** BEGIN Data for the task **

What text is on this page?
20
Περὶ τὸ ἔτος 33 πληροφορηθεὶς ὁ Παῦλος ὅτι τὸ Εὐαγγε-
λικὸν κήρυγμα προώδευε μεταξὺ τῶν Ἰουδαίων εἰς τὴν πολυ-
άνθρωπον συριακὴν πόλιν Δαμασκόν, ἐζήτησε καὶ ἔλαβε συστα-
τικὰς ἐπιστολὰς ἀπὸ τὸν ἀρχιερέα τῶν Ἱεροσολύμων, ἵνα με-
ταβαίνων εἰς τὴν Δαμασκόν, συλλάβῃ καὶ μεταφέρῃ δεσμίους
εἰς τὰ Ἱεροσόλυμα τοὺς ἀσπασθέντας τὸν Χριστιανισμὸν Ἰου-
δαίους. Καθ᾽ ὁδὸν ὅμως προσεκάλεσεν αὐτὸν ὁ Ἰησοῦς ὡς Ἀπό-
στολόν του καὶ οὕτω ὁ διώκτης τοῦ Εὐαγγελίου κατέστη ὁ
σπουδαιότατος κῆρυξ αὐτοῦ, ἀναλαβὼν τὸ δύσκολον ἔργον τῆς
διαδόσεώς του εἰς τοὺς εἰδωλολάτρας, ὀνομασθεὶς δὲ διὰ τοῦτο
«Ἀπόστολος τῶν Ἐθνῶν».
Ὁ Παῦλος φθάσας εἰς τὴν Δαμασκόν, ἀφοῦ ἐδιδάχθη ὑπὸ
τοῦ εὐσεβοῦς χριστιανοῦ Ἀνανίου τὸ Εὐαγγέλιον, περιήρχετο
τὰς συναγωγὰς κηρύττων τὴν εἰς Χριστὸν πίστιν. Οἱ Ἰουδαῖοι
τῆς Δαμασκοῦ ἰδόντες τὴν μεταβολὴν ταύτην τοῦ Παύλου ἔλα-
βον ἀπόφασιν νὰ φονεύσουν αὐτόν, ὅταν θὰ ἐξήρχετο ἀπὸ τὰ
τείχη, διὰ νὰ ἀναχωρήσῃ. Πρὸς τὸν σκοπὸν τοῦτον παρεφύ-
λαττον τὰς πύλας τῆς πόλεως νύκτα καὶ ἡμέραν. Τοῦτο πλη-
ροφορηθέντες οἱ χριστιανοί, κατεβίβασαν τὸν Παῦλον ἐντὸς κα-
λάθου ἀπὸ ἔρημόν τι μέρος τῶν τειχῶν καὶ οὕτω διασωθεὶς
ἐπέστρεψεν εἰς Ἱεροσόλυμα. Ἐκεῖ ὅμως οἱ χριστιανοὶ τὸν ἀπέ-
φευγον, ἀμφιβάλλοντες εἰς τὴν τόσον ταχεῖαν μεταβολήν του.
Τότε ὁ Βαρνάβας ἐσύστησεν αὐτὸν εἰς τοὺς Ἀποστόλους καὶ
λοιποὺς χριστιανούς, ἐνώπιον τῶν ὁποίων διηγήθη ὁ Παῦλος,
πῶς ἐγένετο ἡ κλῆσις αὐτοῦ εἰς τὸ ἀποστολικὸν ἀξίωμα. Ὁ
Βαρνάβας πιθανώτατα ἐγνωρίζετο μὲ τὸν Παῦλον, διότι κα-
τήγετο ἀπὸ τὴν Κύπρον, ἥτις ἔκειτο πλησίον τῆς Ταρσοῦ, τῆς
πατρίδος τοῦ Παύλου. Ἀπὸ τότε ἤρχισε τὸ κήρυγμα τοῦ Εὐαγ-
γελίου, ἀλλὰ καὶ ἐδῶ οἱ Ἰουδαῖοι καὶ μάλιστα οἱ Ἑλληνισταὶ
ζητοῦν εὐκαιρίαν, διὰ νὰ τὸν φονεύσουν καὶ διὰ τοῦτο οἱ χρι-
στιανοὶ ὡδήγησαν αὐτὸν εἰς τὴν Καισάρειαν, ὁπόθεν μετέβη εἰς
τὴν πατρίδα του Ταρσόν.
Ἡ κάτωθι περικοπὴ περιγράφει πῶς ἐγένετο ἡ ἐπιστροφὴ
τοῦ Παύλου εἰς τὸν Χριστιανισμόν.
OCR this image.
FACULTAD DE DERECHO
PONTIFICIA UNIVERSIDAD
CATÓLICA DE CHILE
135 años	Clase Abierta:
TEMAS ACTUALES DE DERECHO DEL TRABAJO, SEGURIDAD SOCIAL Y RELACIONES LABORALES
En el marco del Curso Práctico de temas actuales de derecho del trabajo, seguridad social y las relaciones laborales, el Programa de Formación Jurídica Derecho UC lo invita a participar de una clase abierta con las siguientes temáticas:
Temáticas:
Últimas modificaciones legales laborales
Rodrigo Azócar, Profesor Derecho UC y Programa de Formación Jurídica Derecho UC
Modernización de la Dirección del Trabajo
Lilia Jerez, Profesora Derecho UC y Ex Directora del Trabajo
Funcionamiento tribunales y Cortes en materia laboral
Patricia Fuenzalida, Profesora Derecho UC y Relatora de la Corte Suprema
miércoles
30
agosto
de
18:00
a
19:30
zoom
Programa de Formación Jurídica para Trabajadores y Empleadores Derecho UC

** END Data for the task **

= To do =
Using the records above, copy each line that contains "Programa".

= Written reply =
En el marco del Curso Práctico de temas actuales de derecho del trabajo, seguridad social y las relaciones laborales, el Programa de Formación Jurídica Derecho UC lo invita a participar de una clase abierta con las siguientes temáticas:
Rodrigo Azócar, Profesor Derecho UC y Programa de Formación Jurídica Derecho UC
Programa de Formación Jurídica para Trabajadores y Empleadores Derecho UC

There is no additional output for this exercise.